Your instructions: Write out only the lines from the line containing "Transcribe this image's" to the end of the listing below, both included, exactly as they stand. Drop the pictures.

Recorded information:
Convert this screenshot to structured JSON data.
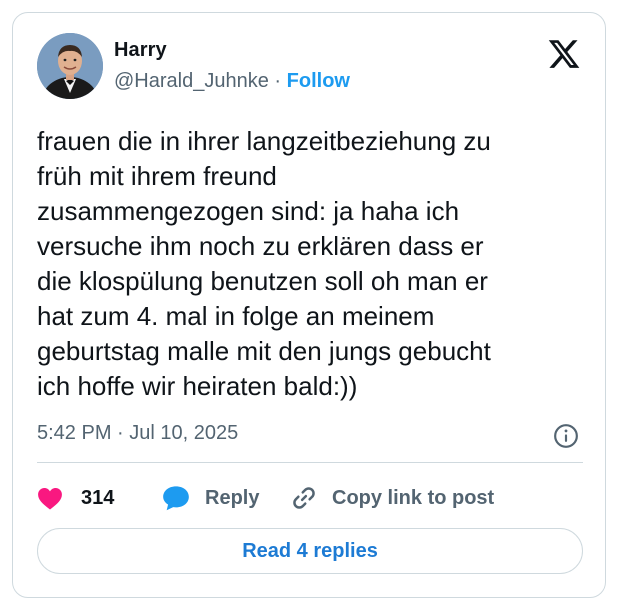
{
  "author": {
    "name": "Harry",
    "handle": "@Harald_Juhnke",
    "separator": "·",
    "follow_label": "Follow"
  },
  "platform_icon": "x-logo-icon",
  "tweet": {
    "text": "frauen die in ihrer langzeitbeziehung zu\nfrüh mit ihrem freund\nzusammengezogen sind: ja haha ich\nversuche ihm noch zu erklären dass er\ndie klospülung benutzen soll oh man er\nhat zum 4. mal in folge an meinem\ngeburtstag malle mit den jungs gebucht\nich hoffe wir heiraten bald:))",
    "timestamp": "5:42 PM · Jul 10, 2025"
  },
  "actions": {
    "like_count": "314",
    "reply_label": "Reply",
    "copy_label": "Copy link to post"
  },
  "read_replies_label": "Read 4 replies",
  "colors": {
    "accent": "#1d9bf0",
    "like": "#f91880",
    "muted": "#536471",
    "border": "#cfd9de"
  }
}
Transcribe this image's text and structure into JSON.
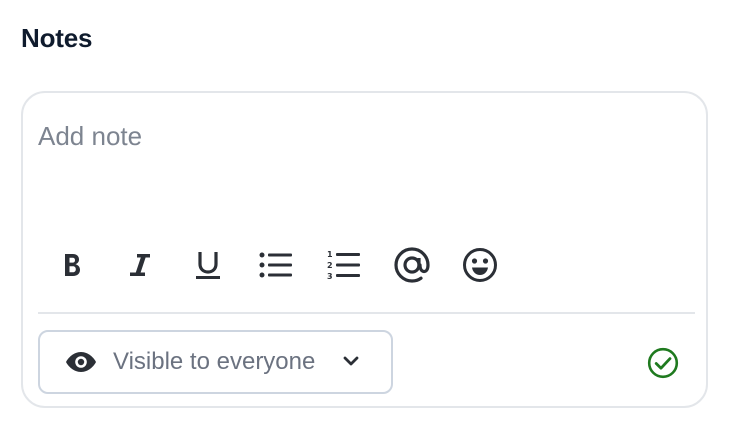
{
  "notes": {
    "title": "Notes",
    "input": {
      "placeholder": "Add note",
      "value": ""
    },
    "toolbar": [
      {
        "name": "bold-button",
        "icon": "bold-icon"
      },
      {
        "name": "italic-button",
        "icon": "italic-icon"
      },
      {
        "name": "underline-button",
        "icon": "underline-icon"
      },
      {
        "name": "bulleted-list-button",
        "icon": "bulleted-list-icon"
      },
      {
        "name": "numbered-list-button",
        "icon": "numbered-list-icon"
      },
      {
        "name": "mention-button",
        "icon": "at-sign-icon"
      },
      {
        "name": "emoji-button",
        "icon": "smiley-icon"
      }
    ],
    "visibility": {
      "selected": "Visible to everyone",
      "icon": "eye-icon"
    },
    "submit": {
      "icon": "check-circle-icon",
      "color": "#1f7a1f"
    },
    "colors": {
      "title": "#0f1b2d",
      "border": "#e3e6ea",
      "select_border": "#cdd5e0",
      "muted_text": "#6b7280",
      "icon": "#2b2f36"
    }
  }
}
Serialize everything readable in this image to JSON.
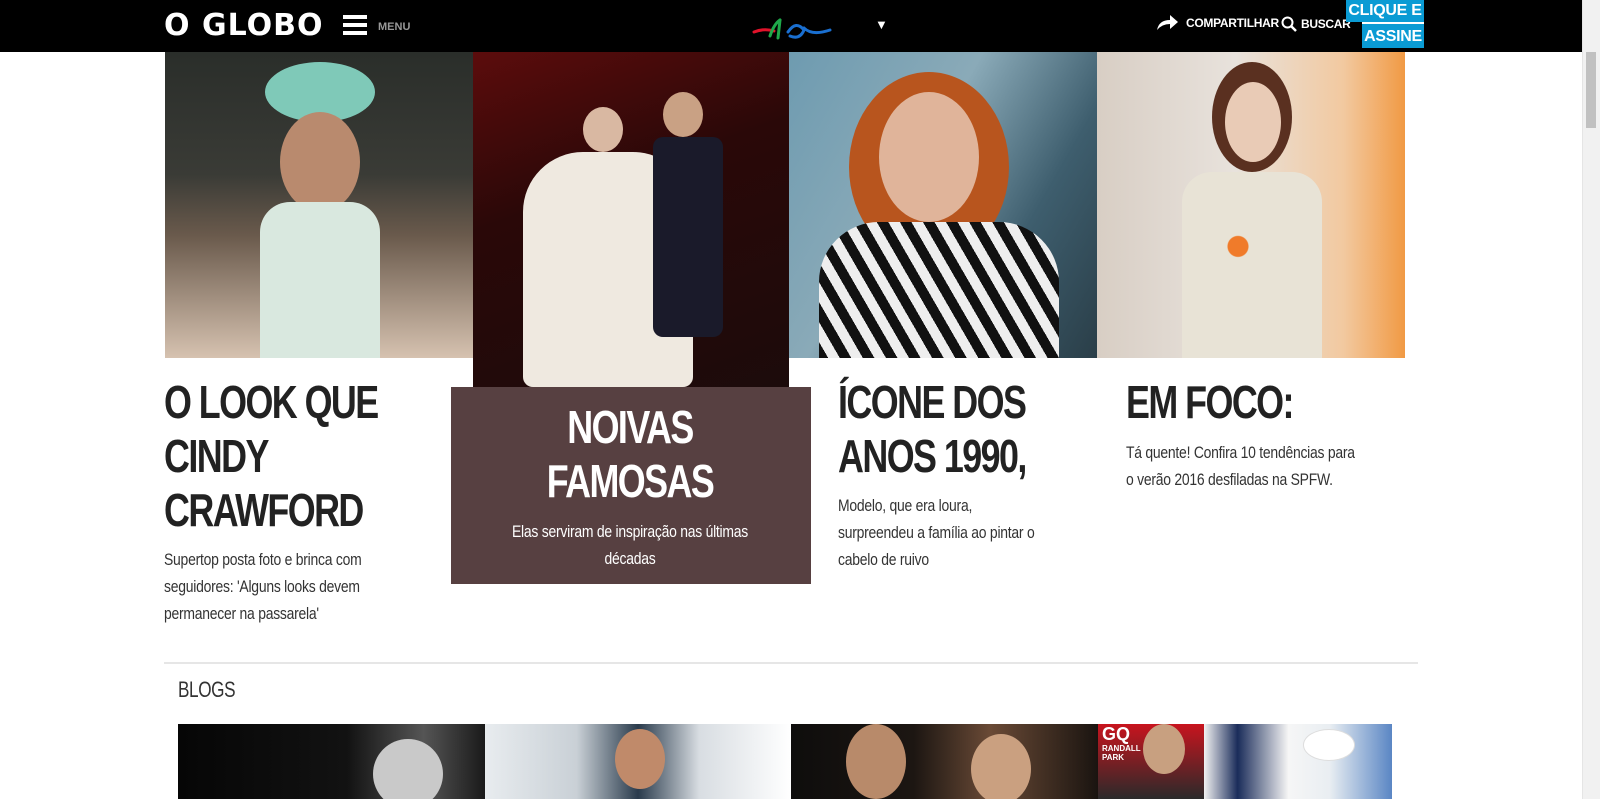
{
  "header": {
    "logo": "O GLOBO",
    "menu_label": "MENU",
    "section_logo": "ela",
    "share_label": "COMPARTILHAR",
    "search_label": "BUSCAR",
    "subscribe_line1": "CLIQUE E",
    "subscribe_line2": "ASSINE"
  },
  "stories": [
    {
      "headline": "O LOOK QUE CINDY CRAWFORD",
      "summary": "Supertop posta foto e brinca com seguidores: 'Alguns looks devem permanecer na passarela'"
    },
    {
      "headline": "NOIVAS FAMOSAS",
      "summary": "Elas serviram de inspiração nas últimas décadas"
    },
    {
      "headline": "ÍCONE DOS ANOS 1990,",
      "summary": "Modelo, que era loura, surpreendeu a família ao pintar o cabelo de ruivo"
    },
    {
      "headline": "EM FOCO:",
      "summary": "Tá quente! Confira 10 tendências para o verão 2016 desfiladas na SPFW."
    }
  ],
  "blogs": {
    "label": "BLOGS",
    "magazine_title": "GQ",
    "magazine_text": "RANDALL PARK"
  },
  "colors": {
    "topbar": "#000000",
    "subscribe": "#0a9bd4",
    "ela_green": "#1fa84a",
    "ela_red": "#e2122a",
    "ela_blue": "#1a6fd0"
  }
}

The answer:
Transcribe this image's text and structure into JSON.
{
  "notes": {
    "title": "Notes",
    "input": {
      "placeholder": "Add note",
      "value": ""
    },
    "toolbar": [
      {
        "name": "bold-button",
        "icon": "bold-icon"
      },
      {
        "name": "italic-button",
        "icon": "italic-icon"
      },
      {
        "name": "underline-button",
        "icon": "underline-icon"
      },
      {
        "name": "bulleted-list-button",
        "icon": "bulleted-list-icon"
      },
      {
        "name": "numbered-list-button",
        "icon": "numbered-list-icon"
      },
      {
        "name": "mention-button",
        "icon": "at-sign-icon"
      },
      {
        "name": "emoji-button",
        "icon": "smiley-icon"
      }
    ],
    "visibility": {
      "selected": "Visible to everyone",
      "icon": "eye-icon"
    },
    "submit": {
      "icon": "check-circle-icon",
      "color": "#1f7a1f"
    },
    "colors": {
      "title": "#0f1b2d",
      "border": "#e3e6ea",
      "select_border": "#cdd5e0",
      "muted_text": "#6b7280",
      "icon": "#2b2f36"
    }
  }
}
Serialize everything readable in this image to JSON.
{
  "header": {
    "logo": "O GLOBO",
    "menu_label": "MENU",
    "section_logo": "ela",
    "share_label": "COMPARTILHAR",
    "search_label": "BUSCAR",
    "subscribe_line1": "CLIQUE E",
    "subscribe_line2": "ASSINE"
  },
  "stories": [
    {
      "headline": "O LOOK QUE CINDY CRAWFORD",
      "summary": "Supertop posta foto e brinca com seguidores: 'Alguns looks devem permanecer na passarela'"
    },
    {
      "headline": "NOIVAS FAMOSAS",
      "summary": "Elas serviram de inspiração nas últimas décadas"
    },
    {
      "headline": "ÍCONE DOS ANOS 1990,",
      "summary": "Modelo, que era loura, surpreendeu a família ao pintar o cabelo de ruivo"
    },
    {
      "headline": "EM FOCO:",
      "summary": "Tá quente! Confira 10 tendências para o verão 2016 desfiladas na SPFW."
    }
  ],
  "blogs": {
    "label": "BLOGS",
    "magazine_title": "GQ",
    "magazine_text": "RANDALL PARK"
  },
  "colors": {
    "topbar": "#000000",
    "subscribe": "#0a9bd4",
    "ela_green": "#1fa84a",
    "ela_red": "#e2122a",
    "ela_blue": "#1a6fd0"
  }
}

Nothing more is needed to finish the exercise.